--- Page excerpt ---
§ §
Merge lp:~songofacandy/bzr/user_encoding_utf8 into lp:bzr/2.5

Proposed by INADA Naoki
Status: Rejected
Rejected by: Martin Packman
Proposed branch: lp:~songofacandy/bzr/user_encoding_utf8
Merge into: lp:bzr/2.5
Diff against target: 136 lines (+39/-9)
3 files modified
bzrlib/builtins.py (+3/-3)
bzrlib/msgeditor.py (+18/-6)
bzrlib/tests/test_msgeditor.py (+18/-0)
To merge this branch: bzr merge lp:~songofacandy/bzr/user_encoding_utf8
Reviewer Review Type Date Requested Status
Martin Packman (community) Disapprove
Vincent Ladeuil Needs Fixing
Review via email: mp+90039@code.launchpad.net

Description of the change

Add ``editor_encoding`` configuration to allow writing non-ascii commit message without locale setting.

To post a comment you must log in.
Revision history for this message
Alexander Belchenko (bialix) wrote :

INADA Naoki пишет:
> INADA Naoki has proposed merging lp:~songofacandy/bzr/user_encoding_utf8 into lp:bzr/2.5.
>
> Requested reviews:
> bzr-core (bzr-core)
>
> For more details, see:
> https://code.launchpad.net/~songofacandy/bzr/user_encoding_utf8/+merge/90039
>
> * osutils.get_user_encoding() fallbacks to utf8 instead of ascii.
> * Add BZR_USER_ENCODING envvar to override user encoding.

The latter sounds great!

I've spotted small typo in your patch though:

+ if old_env is not None:
+ os.envirion['BZR_USER_ENCODING'] = old_env

should be os.environ.

But I think bzrlib.osutils already has special method to set/unset
environment variables, and in the tests you should use it instead of
manual manipulations.

--
All the dude wanted was his rug back

Revision history for this message
INADA Naoki (songofacandy) wrote :

Thank you.
Can I use osutils' method in test for osutils?

Revision history for this message
Alexander Belchenko (bialix) wrote :

INADA Naoki пишет:
> Thank you.
> Can I use osutils' method in test for osutils?

Yes, why not?

--
All the dude wanted was his rug back

Revision history for this message
Martin Pool (mbp) wrote :

That's really nice, thanks.
§ §
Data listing
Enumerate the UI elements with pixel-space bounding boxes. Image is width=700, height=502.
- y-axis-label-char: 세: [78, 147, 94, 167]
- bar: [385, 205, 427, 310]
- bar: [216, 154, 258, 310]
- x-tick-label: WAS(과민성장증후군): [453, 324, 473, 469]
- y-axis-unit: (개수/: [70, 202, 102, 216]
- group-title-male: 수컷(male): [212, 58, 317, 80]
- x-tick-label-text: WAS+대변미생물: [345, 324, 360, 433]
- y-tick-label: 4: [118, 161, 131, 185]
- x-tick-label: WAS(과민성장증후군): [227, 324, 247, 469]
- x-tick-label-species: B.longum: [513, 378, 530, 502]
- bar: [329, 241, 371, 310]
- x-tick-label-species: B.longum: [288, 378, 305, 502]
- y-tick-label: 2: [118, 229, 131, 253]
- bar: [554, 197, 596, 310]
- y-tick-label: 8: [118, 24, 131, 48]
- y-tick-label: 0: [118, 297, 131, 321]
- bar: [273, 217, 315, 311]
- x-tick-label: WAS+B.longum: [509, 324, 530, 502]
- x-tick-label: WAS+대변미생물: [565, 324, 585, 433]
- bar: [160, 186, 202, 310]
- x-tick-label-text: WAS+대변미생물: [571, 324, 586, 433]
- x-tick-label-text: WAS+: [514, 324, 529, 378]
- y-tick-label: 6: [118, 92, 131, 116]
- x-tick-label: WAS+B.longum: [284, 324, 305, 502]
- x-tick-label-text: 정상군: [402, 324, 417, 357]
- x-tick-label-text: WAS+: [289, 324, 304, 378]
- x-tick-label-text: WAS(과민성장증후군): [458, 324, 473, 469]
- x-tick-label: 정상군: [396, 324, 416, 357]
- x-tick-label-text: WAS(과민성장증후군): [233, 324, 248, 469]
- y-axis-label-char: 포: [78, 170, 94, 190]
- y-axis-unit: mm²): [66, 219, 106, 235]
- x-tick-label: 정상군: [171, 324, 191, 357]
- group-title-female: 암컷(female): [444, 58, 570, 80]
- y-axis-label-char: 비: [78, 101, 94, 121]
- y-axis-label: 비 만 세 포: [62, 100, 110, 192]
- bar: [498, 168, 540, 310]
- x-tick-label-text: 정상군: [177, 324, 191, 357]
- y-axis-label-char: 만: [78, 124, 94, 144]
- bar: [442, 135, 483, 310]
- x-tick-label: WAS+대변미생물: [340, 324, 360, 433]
§ §
--- Prompt A ---
According to the merge proposal page, why is the ``editor_encoding`` configuration being added? Answer in one to three sentences.
--- Prompt B ---
Repeat the part of the merge proposal page starting with "bzrlib/msgeditor.py (+18/-6)" and going on through "without locale setting.".

--- Task answer A ---
It is added so that a non-ascii commit message can be written without a locale setting.

--- Task answer B ---
bzrlib/msgeditor.py (+18/-6)
bzrlib/tests/test_msgeditor.py (+18/-0)
To merge this branch: bzr merge lp:~songofacandy/bzr/user_encoding_utf8
Reviewer Review Type Date Requested Status
Martin Packman (community) Disapprove
Vincent Ladeuil Needs Fixing
Review via email: mp+90039@code.launchpad.net

Description of the change

Add ``editor_encoding`` configuration to allow writing non-ascii commit message without locale setting.